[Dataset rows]
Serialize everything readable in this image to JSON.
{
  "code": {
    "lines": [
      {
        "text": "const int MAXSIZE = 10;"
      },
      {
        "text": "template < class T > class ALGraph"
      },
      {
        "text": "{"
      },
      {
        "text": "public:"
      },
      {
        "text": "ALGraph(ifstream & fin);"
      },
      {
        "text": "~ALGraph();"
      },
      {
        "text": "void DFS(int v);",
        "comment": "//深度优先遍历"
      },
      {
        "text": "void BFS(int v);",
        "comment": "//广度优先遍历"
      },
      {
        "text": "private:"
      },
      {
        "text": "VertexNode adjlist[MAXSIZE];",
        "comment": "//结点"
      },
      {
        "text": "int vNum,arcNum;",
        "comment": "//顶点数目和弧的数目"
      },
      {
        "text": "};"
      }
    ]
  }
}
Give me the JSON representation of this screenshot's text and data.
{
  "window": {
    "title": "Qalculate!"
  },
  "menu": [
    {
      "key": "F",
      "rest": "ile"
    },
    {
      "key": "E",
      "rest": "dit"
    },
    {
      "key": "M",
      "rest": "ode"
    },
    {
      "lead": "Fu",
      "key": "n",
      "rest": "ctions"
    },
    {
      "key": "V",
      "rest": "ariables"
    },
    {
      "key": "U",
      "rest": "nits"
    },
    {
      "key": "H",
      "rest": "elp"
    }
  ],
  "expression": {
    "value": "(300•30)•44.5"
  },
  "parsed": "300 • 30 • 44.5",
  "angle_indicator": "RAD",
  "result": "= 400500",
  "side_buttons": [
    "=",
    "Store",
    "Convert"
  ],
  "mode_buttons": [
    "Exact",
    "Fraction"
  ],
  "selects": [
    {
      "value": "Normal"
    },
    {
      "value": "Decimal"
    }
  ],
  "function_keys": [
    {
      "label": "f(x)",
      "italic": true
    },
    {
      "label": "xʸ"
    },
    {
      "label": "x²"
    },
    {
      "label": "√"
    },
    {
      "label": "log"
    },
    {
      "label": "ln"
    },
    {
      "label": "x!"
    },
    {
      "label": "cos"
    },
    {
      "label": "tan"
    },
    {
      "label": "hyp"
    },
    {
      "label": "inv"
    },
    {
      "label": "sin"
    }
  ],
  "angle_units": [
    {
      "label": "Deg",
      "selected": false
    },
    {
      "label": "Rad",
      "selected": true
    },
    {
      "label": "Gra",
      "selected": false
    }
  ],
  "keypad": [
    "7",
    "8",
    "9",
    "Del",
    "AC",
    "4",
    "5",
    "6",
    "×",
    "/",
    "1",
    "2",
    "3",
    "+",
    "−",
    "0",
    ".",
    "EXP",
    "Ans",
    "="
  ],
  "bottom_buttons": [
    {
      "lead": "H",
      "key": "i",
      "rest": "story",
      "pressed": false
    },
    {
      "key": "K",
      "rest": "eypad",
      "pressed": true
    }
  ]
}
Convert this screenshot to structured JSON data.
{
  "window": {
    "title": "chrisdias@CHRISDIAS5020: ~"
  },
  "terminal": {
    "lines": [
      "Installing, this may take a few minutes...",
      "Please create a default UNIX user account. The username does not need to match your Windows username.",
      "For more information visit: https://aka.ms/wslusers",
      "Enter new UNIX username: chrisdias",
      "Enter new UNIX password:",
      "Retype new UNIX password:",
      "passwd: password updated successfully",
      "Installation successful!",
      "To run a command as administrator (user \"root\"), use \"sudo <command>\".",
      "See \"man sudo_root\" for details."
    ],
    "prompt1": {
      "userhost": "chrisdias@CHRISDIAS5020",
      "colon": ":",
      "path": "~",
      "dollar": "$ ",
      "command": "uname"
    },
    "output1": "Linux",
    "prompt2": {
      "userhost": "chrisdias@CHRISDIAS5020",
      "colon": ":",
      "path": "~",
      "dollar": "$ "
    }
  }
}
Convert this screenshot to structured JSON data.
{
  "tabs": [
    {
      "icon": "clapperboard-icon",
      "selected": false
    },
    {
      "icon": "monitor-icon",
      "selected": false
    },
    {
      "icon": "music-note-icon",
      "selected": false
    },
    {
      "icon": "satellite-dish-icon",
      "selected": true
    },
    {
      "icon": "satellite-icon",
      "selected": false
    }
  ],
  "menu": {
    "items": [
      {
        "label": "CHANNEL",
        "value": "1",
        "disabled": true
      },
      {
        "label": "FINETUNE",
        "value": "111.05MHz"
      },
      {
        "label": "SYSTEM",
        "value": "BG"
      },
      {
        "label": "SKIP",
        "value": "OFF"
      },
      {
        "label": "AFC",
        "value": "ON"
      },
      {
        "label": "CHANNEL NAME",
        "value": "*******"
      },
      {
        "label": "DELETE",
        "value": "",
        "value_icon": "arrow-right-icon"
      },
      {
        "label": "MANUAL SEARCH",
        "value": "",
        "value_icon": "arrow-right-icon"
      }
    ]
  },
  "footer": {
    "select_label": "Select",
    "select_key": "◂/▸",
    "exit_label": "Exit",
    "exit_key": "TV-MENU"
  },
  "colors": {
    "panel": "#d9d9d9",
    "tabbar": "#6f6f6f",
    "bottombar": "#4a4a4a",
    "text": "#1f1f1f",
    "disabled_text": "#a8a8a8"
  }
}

→ Given instruction
Where a line of the entries contains the word "this", copy that line.

→ Output
Serialize everything readable in this image to JSON.
Give me the JSON representation of this screenshot's text and data.
Convert this screenshot to structured JSON data.
      "Installing, this may take a few minutes...",
Convert this screenshot to structured JSON data.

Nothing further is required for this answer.